# [WORK TO BE COMPLETED]
Work out how many lines in the entries below include the word "have". Give nothing but the number.

# [DATA LINES]
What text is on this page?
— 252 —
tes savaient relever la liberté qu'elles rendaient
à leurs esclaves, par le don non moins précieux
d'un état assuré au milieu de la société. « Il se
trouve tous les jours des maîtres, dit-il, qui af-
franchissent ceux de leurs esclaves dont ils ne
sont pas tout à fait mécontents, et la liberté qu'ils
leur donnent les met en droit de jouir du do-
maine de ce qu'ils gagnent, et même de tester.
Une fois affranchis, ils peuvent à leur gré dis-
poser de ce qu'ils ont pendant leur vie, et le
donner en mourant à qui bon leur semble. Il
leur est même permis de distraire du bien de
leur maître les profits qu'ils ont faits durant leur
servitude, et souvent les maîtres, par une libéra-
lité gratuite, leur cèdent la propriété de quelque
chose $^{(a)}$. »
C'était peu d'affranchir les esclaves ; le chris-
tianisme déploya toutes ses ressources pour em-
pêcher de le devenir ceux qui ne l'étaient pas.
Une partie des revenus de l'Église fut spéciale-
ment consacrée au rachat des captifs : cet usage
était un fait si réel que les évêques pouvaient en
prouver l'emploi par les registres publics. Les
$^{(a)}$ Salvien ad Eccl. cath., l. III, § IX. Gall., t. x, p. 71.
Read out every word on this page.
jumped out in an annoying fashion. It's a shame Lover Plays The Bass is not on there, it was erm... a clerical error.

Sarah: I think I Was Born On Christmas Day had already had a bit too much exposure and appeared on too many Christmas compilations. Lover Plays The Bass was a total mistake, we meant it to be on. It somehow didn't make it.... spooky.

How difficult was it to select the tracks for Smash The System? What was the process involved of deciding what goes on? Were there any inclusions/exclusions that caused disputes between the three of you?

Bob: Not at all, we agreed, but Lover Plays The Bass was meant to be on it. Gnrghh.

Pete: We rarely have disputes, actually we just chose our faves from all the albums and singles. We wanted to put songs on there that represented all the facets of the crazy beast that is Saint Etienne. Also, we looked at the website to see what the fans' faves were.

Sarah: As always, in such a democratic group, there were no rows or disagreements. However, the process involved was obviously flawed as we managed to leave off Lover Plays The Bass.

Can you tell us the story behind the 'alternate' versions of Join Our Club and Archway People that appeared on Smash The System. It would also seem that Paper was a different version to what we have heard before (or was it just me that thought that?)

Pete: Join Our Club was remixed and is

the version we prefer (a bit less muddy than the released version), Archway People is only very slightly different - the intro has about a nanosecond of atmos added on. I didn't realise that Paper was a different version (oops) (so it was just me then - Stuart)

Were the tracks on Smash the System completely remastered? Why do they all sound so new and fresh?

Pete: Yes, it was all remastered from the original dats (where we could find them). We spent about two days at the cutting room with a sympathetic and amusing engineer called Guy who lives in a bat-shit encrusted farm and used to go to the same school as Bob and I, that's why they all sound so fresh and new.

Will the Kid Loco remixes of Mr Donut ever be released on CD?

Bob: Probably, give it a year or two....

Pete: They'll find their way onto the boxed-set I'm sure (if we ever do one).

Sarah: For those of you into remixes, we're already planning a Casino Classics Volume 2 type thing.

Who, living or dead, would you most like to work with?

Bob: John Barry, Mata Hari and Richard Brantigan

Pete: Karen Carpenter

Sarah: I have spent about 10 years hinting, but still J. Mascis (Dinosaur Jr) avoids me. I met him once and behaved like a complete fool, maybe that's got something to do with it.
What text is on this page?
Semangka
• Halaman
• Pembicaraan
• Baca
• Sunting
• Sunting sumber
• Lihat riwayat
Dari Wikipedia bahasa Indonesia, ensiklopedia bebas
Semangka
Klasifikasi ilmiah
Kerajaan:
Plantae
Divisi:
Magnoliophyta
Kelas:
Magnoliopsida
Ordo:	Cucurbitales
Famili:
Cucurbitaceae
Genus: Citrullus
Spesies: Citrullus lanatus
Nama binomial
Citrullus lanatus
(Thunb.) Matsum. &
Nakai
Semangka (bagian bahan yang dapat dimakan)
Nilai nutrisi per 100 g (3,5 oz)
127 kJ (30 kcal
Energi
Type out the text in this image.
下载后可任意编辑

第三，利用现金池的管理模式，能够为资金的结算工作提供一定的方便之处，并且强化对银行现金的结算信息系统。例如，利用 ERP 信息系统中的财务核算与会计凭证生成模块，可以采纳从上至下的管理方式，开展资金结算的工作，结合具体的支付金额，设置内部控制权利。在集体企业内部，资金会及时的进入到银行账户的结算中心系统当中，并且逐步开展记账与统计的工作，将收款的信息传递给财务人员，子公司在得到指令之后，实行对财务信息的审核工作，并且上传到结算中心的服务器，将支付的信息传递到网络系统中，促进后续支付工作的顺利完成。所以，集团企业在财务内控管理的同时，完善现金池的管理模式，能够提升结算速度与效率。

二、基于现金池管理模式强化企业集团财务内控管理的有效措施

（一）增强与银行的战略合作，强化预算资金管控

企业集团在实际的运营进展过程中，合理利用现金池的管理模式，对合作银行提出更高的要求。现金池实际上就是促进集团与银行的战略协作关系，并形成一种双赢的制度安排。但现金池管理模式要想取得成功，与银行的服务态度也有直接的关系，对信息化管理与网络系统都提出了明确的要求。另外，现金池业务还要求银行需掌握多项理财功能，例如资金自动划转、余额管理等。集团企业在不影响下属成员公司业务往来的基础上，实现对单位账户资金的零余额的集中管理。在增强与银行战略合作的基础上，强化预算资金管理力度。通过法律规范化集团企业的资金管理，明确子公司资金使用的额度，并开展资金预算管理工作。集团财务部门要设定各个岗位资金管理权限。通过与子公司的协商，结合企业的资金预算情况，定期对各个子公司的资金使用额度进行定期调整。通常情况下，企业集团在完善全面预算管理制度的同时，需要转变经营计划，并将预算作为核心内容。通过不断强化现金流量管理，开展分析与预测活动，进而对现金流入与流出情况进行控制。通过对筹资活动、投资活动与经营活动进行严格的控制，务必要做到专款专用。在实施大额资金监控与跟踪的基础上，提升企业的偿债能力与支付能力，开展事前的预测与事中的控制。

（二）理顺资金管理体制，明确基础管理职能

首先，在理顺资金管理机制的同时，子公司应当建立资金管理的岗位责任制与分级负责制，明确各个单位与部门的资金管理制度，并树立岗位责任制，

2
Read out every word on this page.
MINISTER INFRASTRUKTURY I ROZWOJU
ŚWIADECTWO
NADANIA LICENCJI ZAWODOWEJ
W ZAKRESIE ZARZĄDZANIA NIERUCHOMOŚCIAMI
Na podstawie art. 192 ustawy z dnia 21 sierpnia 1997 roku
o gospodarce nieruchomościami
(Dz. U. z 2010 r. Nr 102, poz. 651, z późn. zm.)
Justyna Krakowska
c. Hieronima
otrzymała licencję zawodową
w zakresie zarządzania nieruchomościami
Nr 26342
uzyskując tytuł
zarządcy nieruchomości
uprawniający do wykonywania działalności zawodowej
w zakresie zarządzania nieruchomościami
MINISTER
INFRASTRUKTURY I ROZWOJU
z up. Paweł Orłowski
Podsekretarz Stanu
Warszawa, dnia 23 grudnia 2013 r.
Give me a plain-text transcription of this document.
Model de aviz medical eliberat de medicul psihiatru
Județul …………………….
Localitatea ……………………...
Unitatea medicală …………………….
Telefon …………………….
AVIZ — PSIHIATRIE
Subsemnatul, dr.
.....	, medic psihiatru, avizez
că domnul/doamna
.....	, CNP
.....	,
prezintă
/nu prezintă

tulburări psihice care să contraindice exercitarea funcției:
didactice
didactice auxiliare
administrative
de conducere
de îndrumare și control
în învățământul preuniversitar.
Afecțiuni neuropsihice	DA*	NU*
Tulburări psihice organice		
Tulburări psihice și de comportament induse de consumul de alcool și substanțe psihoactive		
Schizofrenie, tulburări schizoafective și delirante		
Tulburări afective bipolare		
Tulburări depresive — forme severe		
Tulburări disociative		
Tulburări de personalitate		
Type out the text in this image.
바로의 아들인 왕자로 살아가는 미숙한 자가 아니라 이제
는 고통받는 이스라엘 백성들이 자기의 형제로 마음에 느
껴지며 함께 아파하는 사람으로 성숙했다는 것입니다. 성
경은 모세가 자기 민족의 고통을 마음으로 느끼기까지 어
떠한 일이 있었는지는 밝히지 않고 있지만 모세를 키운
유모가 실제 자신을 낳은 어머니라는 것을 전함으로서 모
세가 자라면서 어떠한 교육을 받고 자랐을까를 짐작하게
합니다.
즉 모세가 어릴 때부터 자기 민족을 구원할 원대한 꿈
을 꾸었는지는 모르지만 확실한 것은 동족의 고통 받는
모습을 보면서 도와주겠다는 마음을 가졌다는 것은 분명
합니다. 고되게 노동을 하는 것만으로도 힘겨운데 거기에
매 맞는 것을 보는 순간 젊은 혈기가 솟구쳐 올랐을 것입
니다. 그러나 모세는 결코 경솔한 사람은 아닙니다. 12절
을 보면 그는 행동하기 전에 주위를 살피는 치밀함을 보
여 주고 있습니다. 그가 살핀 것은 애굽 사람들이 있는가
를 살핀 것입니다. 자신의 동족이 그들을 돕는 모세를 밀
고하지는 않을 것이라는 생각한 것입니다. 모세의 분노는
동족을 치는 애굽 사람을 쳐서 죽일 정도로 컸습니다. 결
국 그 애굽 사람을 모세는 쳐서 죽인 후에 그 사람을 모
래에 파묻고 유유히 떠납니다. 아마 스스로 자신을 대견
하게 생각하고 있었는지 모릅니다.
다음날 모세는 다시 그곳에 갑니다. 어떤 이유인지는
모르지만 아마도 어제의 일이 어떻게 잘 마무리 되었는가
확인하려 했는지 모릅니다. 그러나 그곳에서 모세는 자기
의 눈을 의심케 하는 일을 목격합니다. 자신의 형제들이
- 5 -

# [COMPLETED TASK]
3